Task goal >> Extract all lines from the data beneath that include the word "Omitting".

Start of Records supplied

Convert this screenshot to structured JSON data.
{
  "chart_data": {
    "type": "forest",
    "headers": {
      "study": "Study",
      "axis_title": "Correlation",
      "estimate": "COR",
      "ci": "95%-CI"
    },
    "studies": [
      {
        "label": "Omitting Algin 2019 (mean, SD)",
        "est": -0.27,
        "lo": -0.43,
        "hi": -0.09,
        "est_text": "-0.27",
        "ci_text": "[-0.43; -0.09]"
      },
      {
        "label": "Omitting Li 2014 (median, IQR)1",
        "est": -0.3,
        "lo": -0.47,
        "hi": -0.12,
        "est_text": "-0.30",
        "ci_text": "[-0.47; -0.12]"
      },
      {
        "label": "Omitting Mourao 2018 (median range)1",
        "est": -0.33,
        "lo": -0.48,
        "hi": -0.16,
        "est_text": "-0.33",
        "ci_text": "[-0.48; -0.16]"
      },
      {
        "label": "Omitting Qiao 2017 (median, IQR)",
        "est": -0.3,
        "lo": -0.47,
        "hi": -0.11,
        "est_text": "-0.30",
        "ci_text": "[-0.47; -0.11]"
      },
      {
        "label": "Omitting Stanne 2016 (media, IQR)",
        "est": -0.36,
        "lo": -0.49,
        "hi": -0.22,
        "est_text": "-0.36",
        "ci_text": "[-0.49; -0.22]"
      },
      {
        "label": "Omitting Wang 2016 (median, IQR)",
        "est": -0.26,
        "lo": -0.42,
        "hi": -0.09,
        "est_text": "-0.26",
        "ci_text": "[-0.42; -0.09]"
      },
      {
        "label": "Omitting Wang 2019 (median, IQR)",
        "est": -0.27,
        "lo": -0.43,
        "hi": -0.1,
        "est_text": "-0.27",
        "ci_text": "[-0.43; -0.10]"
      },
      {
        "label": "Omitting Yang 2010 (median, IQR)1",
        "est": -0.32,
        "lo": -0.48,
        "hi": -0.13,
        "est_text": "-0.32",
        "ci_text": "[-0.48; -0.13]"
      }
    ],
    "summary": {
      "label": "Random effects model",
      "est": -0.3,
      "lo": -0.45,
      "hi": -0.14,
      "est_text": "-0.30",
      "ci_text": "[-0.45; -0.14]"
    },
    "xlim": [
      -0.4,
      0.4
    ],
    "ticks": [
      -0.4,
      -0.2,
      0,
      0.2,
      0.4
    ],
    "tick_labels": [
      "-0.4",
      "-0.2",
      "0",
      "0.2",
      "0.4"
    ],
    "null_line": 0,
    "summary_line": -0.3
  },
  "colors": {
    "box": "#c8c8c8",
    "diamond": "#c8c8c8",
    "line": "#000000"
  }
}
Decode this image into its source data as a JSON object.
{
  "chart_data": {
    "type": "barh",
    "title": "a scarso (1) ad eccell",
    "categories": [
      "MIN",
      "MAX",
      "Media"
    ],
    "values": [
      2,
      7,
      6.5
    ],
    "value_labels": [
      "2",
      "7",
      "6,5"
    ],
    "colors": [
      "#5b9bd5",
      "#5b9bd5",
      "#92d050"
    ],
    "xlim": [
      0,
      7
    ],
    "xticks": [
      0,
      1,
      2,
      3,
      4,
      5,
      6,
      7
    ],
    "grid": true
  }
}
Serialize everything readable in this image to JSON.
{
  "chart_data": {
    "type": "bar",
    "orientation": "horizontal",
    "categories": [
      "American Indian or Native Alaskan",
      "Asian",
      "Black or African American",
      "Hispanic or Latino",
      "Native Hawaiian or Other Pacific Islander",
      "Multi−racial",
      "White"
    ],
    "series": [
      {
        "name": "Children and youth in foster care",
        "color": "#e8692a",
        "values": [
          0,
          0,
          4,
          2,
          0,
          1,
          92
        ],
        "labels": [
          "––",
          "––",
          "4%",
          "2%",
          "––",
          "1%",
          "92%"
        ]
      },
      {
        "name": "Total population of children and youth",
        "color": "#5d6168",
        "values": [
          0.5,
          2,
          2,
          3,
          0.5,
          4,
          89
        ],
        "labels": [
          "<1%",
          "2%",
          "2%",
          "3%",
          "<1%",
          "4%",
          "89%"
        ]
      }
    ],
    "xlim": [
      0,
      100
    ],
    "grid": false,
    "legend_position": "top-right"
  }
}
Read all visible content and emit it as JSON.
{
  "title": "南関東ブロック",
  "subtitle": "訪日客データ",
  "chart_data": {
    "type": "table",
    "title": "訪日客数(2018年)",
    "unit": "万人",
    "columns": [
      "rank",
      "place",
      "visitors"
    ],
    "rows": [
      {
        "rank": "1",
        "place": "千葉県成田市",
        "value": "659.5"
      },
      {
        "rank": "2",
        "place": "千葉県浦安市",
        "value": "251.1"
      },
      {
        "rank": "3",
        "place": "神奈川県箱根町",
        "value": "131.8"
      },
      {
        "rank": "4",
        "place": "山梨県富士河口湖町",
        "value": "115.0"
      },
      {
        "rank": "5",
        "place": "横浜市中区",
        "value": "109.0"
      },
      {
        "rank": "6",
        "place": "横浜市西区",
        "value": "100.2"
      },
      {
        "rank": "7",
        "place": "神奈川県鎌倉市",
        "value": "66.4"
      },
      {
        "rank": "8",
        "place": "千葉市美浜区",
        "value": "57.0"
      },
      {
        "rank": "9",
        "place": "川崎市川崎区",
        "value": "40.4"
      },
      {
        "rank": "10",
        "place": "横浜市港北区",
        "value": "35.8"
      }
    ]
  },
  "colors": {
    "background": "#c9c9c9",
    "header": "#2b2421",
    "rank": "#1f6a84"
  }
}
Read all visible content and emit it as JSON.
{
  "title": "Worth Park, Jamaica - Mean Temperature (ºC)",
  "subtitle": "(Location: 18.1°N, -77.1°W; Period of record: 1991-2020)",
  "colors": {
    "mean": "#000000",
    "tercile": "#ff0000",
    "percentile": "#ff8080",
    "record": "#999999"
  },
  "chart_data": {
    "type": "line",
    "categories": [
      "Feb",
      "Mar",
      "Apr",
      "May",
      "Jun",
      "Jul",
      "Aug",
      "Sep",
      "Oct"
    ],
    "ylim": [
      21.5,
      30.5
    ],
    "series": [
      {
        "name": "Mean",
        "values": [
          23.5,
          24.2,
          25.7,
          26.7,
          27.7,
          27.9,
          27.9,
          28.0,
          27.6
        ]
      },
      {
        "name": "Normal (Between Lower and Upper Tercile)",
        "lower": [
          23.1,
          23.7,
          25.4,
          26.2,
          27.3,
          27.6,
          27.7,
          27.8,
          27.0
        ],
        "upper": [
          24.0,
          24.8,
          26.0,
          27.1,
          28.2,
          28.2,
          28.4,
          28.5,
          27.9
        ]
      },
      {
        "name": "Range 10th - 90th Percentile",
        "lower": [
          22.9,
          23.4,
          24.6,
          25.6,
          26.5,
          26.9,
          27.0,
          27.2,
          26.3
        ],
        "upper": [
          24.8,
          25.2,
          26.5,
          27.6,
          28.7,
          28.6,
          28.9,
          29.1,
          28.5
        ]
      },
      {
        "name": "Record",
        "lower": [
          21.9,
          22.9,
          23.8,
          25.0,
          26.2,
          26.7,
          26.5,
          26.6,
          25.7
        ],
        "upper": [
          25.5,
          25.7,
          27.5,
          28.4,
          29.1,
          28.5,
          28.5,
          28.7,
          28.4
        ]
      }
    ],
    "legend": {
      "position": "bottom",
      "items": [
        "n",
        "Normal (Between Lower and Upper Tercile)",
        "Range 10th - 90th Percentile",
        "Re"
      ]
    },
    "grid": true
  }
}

End of Records supplied

Task solution >>
        "label": "Omitting Algin 2019 (mean, SD)",
        "label": "Omitting Li 2014 (median, IQR)1",
        "label": "Omitting Mourao 2018 (median range)1",
        "label": "Omitting Qiao 2017 (median, IQR)",
        "label": "Omitting Stanne 2016 (media, IQR)",
        "label": "Omitting Wang 2016 (median, IQR)",
        "label": "Omitting Wang 2019 (median, IQR)",
        "label": "Omitting Yang 2010 (median, IQR)1",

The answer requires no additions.